Within the listing below, locate all lines containing the word "Курско". Copy each one.
━━━━
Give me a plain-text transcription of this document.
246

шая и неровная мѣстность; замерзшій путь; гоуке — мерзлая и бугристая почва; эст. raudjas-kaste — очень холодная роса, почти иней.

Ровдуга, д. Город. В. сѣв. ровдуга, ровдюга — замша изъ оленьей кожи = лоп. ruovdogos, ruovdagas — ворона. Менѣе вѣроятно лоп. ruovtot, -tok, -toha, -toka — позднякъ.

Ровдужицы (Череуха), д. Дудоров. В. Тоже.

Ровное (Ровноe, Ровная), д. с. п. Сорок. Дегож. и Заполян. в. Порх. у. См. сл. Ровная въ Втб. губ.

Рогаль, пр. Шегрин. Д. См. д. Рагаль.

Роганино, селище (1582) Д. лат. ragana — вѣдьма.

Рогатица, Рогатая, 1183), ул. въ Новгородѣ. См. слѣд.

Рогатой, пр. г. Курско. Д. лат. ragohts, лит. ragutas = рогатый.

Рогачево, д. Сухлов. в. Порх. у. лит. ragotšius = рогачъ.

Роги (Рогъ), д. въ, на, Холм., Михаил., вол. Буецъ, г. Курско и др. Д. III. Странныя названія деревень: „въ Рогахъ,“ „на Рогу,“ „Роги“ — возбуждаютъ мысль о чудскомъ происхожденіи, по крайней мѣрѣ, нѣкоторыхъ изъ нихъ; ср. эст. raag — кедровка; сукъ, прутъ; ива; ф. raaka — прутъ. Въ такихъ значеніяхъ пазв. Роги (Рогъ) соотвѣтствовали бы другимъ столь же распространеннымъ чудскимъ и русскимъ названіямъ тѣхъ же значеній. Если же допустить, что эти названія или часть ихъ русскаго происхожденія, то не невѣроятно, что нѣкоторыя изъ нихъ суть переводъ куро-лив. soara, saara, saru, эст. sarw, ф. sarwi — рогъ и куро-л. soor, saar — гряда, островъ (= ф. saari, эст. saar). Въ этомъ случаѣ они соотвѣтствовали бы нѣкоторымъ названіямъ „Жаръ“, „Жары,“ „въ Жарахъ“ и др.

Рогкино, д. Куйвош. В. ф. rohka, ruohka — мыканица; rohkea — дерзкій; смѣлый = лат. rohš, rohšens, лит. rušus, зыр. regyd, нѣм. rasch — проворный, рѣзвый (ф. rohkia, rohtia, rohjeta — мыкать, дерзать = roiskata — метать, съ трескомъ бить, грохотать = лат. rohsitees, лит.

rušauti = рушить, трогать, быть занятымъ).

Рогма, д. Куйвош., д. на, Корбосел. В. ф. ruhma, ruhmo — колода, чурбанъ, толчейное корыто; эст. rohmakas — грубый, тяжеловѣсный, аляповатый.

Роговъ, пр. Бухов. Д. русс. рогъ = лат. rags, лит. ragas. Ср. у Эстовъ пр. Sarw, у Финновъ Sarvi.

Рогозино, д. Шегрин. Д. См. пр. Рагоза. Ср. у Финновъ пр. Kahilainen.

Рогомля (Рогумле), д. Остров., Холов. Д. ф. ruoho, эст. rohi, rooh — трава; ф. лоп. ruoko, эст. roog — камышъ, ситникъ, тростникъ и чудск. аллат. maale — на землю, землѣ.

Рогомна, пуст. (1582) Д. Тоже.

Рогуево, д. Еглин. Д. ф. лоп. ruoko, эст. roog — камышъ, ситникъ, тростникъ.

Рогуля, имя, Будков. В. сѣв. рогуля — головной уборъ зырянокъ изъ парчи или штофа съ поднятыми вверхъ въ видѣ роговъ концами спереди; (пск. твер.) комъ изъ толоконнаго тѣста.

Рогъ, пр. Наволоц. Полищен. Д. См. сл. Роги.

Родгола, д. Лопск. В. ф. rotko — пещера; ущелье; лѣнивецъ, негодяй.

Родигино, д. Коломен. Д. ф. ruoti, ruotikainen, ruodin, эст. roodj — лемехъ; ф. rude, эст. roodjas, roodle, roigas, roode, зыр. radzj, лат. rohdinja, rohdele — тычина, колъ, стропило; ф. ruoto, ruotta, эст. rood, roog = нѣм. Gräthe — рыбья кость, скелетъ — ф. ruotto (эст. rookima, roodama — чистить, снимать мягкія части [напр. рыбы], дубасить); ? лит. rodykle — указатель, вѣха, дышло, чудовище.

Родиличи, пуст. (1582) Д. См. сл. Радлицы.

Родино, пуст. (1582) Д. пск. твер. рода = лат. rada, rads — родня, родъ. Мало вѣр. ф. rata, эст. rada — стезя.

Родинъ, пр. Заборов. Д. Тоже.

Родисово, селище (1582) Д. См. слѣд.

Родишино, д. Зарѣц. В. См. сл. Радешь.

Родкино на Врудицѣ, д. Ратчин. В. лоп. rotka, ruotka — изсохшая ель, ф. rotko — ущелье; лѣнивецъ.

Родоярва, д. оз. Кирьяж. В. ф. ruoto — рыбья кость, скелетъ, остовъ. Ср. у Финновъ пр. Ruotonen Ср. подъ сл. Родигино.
━━━━
> **Reply to the exercise**
Рогатой, пр. г. Курско. Д. лат. ragohts, лит. ragutas = рогатый.
Роги (Рогъ), д. въ, на, Холм., Михаил., вол. Буецъ, г. Курско и др. Д. III. Странныя названія деревень: „въ Рогахъ,“ „на Рогу,“ „Роги“ — возбуждаютъ мысль о чудскомъ происхожденіи, по крайней мѣрѣ, нѣкоторыхъ изъ нихъ; ср. эст. raag — кедровка; сукъ, прутъ; ива; ф. raaka — прутъ. Въ такихъ значеніяхъ пазв. Роги (Рогъ) соотвѣтствовали бы другимъ столь же распространеннымъ чудскимъ и русскимъ названіямъ тѣхъ же значеній. Если же допустить, что эти названія или часть ихъ русскаго происхожденія, то не невѣроятно, что нѣкоторыя изъ нихъ суть переводъ куро-лив. soara, saara, saru, эст. sarw, ф. sarwi — рогъ и куро-л. soor, saar — гряда, островъ (= ф. saari, эст. saar). Въ этомъ случаѣ они соотвѣтствовали бы нѣкоторымъ названіямъ „Жаръ“, „Жары,“ „въ Жарахъ“ и др.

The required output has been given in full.